• WHAT YOU ARE ASKED TO DO: Print the records below exactly as they appear.

## START DATA SUPPLIED

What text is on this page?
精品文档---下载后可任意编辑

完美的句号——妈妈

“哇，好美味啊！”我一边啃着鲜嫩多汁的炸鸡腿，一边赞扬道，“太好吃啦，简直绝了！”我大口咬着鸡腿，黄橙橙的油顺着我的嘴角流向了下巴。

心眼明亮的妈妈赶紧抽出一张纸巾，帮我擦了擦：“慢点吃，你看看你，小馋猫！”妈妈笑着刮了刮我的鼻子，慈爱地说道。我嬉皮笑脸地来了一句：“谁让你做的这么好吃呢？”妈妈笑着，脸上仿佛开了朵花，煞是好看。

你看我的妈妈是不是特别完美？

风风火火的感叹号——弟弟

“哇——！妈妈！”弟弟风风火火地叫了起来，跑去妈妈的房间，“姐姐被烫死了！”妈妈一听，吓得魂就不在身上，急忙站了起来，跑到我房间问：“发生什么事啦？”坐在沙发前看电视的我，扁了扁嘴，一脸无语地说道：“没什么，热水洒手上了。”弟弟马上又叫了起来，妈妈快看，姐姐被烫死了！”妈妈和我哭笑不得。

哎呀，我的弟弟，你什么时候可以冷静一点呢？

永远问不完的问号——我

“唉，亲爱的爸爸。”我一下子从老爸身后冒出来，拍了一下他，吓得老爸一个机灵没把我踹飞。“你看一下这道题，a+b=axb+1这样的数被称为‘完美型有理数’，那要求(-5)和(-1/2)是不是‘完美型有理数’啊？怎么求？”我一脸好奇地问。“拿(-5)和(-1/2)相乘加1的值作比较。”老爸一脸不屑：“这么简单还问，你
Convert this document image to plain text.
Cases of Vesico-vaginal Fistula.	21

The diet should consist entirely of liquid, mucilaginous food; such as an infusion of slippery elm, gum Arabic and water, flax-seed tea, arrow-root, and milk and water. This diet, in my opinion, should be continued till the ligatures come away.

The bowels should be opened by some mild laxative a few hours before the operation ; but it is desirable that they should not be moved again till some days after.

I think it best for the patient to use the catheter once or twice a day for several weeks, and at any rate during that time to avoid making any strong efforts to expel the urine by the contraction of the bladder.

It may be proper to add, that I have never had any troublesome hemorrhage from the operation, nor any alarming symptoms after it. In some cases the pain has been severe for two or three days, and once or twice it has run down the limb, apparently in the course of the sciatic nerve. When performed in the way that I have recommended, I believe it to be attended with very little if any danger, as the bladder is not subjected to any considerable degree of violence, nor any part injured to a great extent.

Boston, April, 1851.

## END DATA SUPPLIED

• FULL OUTPUT:
What text is on this page?
精品文档---下载后可任意编辑

完美的句号——妈妈

“哇，好美味啊！”我一边啃着鲜嫩多汁的炸鸡腿，一边赞扬道，“太好吃啦，简直绝了！”我大口咬着鸡腿，黄橙橙的油顺着我的嘴角流向了下巴。

心眼明亮的妈妈赶紧抽出一张纸巾，帮我擦了擦：“慢点吃，你看看你，小馋猫！”妈妈笑着刮了刮我的鼻子，慈爱地说道。我嬉皮笑脸地来了一句：“谁让你做的这么好吃呢？”妈妈笑着，脸上仿佛开了朵花，煞是好看。

你看我的妈妈是不是特别完美？

风风火火的感叹号——弟弟

“哇——！妈妈！”弟弟风风火火地叫了起来，跑去妈妈的房间，“姐姐被烫死了！”妈妈一听，吓得魂就不在身上，急忙站了起来，跑到我房间问：“发生什么事啦？”坐在沙发前看电视的我，扁了扁嘴，一脸无语地说道：“没什么，热水洒手上了。”弟弟马上又叫了起来，妈妈快看，姐姐被烫死了！”妈妈和我哭笑不得。

哎呀，我的弟弟，你什么时候可以冷静一点呢？

永远问不完的问号——我

“唉，亲爱的爸爸。”我一下子从老爸身后冒出来，拍了一下他，吓得老爸一个机灵没把我踹飞。“你看一下这道题，a+b=axb+1这样的数被称为‘完美型有理数’，那要求(-5)和(-1/2)是不是‘完美型有理数’啊？怎么求？”我一脸好奇地问。“拿(-5)和(-1/2)相乘加1的值作比较。”老爸一脸不屑：“这么简单还问，你
Convert this document image to plain text.
Cases of Vesico-vaginal Fistula.	21

The diet should consist entirely of liquid, mucilaginous food; such as an infusion of slippery elm, gum Arabic and water, flax-seed tea, arrow-root, and milk and water. This diet, in my opinion, should be continued till the ligatures come away.

The bowels should be opened by some mild laxative a few hours before the operation ; but it is desirable that they should not be moved again till some days after.

I think it best for the patient to use the catheter once or twice a day for several weeks, and at any rate during that time to avoid making any strong efforts to expel the urine by the contraction of the bladder.

It may be proper to add, that I have never had any troublesome hemorrhage from the operation, nor any alarming symptoms after it. In some cases the pain has been severe for two or three days, and once or twice it has run down the limb, apparently in the course of the sciatic nerve. When performed in the way that I have recommended, I believe it to be attended with very little if any danger, as the bladder is not subjected to any considerable degree of violence, nor any part injured to a great extent.

Boston, April, 1851.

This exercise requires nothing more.